Layout region data:
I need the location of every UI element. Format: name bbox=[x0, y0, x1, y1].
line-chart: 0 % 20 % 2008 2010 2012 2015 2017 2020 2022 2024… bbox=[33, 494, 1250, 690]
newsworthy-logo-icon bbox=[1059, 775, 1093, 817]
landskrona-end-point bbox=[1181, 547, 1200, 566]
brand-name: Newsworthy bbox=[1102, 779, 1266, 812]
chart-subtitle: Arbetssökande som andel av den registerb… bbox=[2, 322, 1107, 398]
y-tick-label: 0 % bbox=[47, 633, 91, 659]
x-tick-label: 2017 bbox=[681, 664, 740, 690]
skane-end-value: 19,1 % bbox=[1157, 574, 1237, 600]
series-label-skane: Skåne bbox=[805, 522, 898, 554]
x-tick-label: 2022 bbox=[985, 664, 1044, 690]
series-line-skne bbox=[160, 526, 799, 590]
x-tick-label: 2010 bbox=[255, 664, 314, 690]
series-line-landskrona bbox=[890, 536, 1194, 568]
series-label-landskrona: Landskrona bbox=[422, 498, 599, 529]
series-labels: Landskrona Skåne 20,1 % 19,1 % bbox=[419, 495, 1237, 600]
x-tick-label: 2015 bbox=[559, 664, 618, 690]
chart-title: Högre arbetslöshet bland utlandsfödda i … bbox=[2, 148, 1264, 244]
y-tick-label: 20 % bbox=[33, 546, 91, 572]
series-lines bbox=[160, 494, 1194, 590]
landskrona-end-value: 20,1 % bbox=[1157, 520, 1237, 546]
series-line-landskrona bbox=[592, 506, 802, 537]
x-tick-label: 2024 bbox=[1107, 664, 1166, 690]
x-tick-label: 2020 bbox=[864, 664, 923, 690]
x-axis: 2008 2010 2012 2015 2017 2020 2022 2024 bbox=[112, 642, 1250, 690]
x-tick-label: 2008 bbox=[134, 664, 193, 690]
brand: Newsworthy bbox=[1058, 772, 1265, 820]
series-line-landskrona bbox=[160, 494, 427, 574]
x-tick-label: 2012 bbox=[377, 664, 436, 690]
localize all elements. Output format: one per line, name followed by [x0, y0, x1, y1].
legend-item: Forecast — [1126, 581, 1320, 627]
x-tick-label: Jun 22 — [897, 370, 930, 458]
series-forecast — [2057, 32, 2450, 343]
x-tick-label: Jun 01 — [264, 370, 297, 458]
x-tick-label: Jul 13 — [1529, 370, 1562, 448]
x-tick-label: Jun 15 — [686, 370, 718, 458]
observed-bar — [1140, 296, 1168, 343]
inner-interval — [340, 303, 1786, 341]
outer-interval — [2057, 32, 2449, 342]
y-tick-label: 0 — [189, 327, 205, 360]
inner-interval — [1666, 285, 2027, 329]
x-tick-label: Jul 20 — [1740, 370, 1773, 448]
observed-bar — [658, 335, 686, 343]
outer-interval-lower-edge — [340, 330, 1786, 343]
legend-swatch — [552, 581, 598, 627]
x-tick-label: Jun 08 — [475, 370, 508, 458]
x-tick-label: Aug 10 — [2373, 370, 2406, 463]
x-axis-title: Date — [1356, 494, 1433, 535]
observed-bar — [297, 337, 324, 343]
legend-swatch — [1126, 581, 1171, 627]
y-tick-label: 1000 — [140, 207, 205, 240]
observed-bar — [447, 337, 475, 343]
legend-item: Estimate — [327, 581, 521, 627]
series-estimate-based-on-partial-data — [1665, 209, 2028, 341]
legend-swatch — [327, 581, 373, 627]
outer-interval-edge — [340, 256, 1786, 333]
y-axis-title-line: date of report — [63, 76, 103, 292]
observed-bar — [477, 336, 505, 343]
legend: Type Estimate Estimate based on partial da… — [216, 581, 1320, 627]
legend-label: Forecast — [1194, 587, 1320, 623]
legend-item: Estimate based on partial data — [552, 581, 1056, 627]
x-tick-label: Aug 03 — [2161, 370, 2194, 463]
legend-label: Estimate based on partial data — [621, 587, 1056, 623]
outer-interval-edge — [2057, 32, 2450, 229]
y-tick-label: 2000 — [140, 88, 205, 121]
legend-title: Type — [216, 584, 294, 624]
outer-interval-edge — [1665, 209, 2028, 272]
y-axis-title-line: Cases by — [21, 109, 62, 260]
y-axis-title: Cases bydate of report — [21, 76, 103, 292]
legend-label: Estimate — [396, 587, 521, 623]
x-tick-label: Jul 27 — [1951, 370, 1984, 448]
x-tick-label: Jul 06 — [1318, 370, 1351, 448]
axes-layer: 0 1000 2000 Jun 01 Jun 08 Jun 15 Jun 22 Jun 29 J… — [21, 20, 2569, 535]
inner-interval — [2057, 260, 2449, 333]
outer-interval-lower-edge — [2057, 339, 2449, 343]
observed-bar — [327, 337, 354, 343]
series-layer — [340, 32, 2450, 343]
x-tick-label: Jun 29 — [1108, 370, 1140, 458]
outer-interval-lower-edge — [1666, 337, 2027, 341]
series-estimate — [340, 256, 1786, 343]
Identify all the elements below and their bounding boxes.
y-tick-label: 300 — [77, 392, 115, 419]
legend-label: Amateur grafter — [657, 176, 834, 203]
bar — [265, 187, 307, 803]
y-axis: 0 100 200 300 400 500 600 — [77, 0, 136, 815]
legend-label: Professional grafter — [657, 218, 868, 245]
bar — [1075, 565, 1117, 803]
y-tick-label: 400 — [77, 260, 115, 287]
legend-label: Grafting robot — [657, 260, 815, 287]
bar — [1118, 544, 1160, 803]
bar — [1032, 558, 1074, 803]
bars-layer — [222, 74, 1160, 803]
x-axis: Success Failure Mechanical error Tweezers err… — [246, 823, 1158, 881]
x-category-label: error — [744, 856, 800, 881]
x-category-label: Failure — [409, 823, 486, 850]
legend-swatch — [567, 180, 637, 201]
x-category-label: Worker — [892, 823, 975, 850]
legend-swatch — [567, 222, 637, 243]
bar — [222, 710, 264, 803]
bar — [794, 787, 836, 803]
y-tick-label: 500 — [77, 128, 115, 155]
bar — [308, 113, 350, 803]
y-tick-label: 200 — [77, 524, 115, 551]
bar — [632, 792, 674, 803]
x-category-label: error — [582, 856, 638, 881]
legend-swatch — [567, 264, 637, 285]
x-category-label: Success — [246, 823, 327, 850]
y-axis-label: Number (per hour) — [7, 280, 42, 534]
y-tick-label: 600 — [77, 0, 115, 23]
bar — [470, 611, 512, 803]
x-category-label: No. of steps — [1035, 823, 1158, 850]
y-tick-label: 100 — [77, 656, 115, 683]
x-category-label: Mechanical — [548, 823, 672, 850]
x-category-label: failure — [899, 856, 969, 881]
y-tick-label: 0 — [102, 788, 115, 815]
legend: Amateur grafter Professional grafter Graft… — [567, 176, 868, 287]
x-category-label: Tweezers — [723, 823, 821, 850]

Problem description: Update the data above by changing every "x-tick-label" to "x-axis-tick" and leaving everything else as it is.

Answer to this task:
I need the location of every UI element. Format: name bbox=[x0, y0, x1, y1].
line-chart: 0 % 20 % 2008 2010 2012 2015 2017 2020 2022 2024… bbox=[33, 494, 1250, 690]
newsworthy-logo-icon bbox=[1059, 775, 1093, 817]
landskrona-end-point bbox=[1181, 547, 1200, 566]
brand-name: Newsworthy bbox=[1102, 779, 1266, 812]
chart-subtitle: Arbetssökande som andel av den registerb… bbox=[2, 322, 1107, 398]
y-tick-label: 0 % bbox=[47, 633, 91, 659]
x-axis-tick: 2017 bbox=[681, 664, 740, 690]
skane-end-value: 19,1 % bbox=[1157, 574, 1237, 600]
series-label-skane: Skåne bbox=[805, 522, 898, 554]
x-axis-tick: 2022 bbox=[985, 664, 1044, 690]
series-line-skne bbox=[160, 526, 799, 590]
x-axis-tick: 2010 bbox=[255, 664, 314, 690]
series-line-landskrona bbox=[890, 536, 1194, 568]
series-label-landskrona: Landskrona bbox=[422, 498, 599, 529]
series-labels: Landskrona Skåne 20,1 % 19,1 % bbox=[419, 495, 1237, 600]
x-axis-tick: 2015 bbox=[559, 664, 618, 690]
chart-title: Högre arbetslöshet bland utlandsfödda i … bbox=[2, 148, 1264, 244]
y-tick-label: 20 % bbox=[33, 546, 91, 572]
series-lines bbox=[160, 494, 1194, 590]
landskrona-end-value: 20,1 % bbox=[1157, 520, 1237, 546]
series-line-landskrona bbox=[592, 506, 802, 537]
x-axis-tick: 2024 bbox=[1107, 664, 1166, 690]
x-axis-tick: 2020 bbox=[864, 664, 923, 690]
x-axis: 2008 2010 2012 2015 2017 2020 2022 2024 bbox=[112, 642, 1250, 690]
x-axis-tick: 2008 bbox=[134, 664, 193, 690]
brand: Newsworthy bbox=[1058, 772, 1265, 820]
series-line-landskrona bbox=[160, 494, 427, 574]
x-axis-tick: 2012 bbox=[377, 664, 436, 690]
localize all elements. Output format: one per line, name followed by [x0, y0, x1, y1].
legend-item: Forecast — [1126, 581, 1320, 627]
x-axis-tick: Jun 22 — [897, 370, 930, 458]
series-forecast — [2057, 32, 2450, 343]
x-axis-tick: Jun 01 — [264, 370, 297, 458]
x-axis-tick: Jul 13 — [1529, 370, 1562, 448]
x-axis-tick: Jun 15 — [686, 370, 718, 458]
observed-bar — [1140, 296, 1168, 343]
inner-interval — [340, 303, 1786, 341]
outer-interval — [2057, 32, 2449, 342]
y-tick-label: 0 — [189, 327, 205, 360]
inner-interval — [1666, 285, 2027, 329]
x-axis-tick: Jul 20 — [1740, 370, 1773, 448]
observed-bar — [658, 335, 686, 343]
outer-interval-lower-edge — [340, 330, 1786, 343]
legend-swatch — [552, 581, 598, 627]
x-axis-tick: Jun 08 — [475, 370, 508, 458]
x-axis-tick: Aug 10 — [2373, 370, 2406, 463]
x-axis-title: Date — [1356, 494, 1433, 535]
observed-bar — [297, 337, 324, 343]
legend-swatch — [1126, 581, 1171, 627]
y-tick-label: 1000 — [140, 207, 205, 240]
observed-bar — [447, 337, 475, 343]
legend-item: Estimate — [327, 581, 521, 627]
series-estimate-based-on-partial-data — [1665, 209, 2028, 341]
legend-swatch — [327, 581, 373, 627]
outer-interval-edge — [340, 256, 1786, 333]
y-axis-title-line: date of report — [63, 76, 103, 292]
observed-bar — [477, 336, 505, 343]
legend: Type Estimate Estimate based on partial da… — [216, 581, 1320, 627]
legend-label: Forecast — [1194, 587, 1320, 623]
legend-item: Estimate based on partial data — [552, 581, 1056, 627]
x-axis-tick: Aug 03 — [2161, 370, 2194, 463]
legend-label: Estimate based on partial data — [621, 587, 1056, 623]
outer-interval-edge — [2057, 32, 2450, 229]
y-tick-label: 2000 — [140, 88, 205, 121]
legend-title: Type — [216, 584, 294, 624]
outer-interval-edge — [1665, 209, 2028, 272]
y-axis-title-line: Cases by — [21, 109, 62, 260]
y-axis-title: Cases bydate of report — [21, 76, 103, 292]
legend-label: Estimate — [396, 587, 521, 623]
x-axis-tick: Jul 27 — [1951, 370, 1984, 448]
x-axis-tick: Jul 06 — [1318, 370, 1351, 448]
axes-layer: 0 1000 2000 Jun 01 Jun 08 Jun 15 Jun 22 Jun 29 J… — [21, 20, 2569, 535]
inner-interval — [2057, 260, 2449, 333]
outer-interval-lower-edge — [2057, 339, 2449, 343]
observed-bar — [327, 337, 354, 343]
series-layer — [340, 32, 2450, 343]
x-axis-tick: Jun 29 — [1108, 370, 1140, 458]
outer-interval-lower-edge — [1666, 337, 2027, 341]
series-estimate — [340, 256, 1786, 343]
Identify all the elements below and their bounding boxes.
y-tick-label: 300 — [77, 392, 115, 419]
legend-label: Amateur grafter — [657, 176, 834, 203]
bar — [265, 187, 307, 803]
y-axis: 0 100 200 300 400 500 600 — [77, 0, 136, 815]
legend-label: Professional grafter — [657, 218, 868, 245]
bar — [1075, 565, 1117, 803]
y-tick-label: 400 — [77, 260, 115, 287]
legend-label: Grafting robot — [657, 260, 815, 287]
bar — [1118, 544, 1160, 803]
bar — [1032, 558, 1074, 803]
bars-layer — [222, 74, 1160, 803]
x-axis: Success Failure Mechanical error Tweezers err… — [246, 823, 1158, 881]
x-category-label: error — [744, 856, 800, 881]
x-category-label: Failure — [409, 823, 486, 850]
legend-swatch — [567, 180, 637, 201]
x-category-label: Worker — [892, 823, 975, 850]
legend-swatch — [567, 222, 637, 243]
bar — [222, 710, 264, 803]
bar — [794, 787, 836, 803]
y-tick-label: 500 — [77, 128, 115, 155]
bar — [308, 113, 350, 803]
y-tick-label: 200 — [77, 524, 115, 551]
bar — [632, 792, 674, 803]
x-category-label: error — [582, 856, 638, 881]
legend-swatch — [567, 264, 637, 285]
x-category-label: Success — [246, 823, 327, 850]
y-axis-label: Number (per hour) — [7, 280, 42, 534]
y-tick-label: 600 — [77, 0, 115, 23]
bar — [470, 611, 512, 803]
x-category-label: No. of steps — [1035, 823, 1158, 850]
y-tick-label: 100 — [77, 656, 115, 683]
x-category-label: Mechanical — [548, 823, 672, 850]
x-category-label: failure — [899, 856, 969, 881]
y-tick-label: 0 — [102, 788, 115, 815]
legend: Amateur grafter Professional grafter Graft… — [567, 176, 868, 287]
x-category-label: Tweezers — [723, 823, 821, 850]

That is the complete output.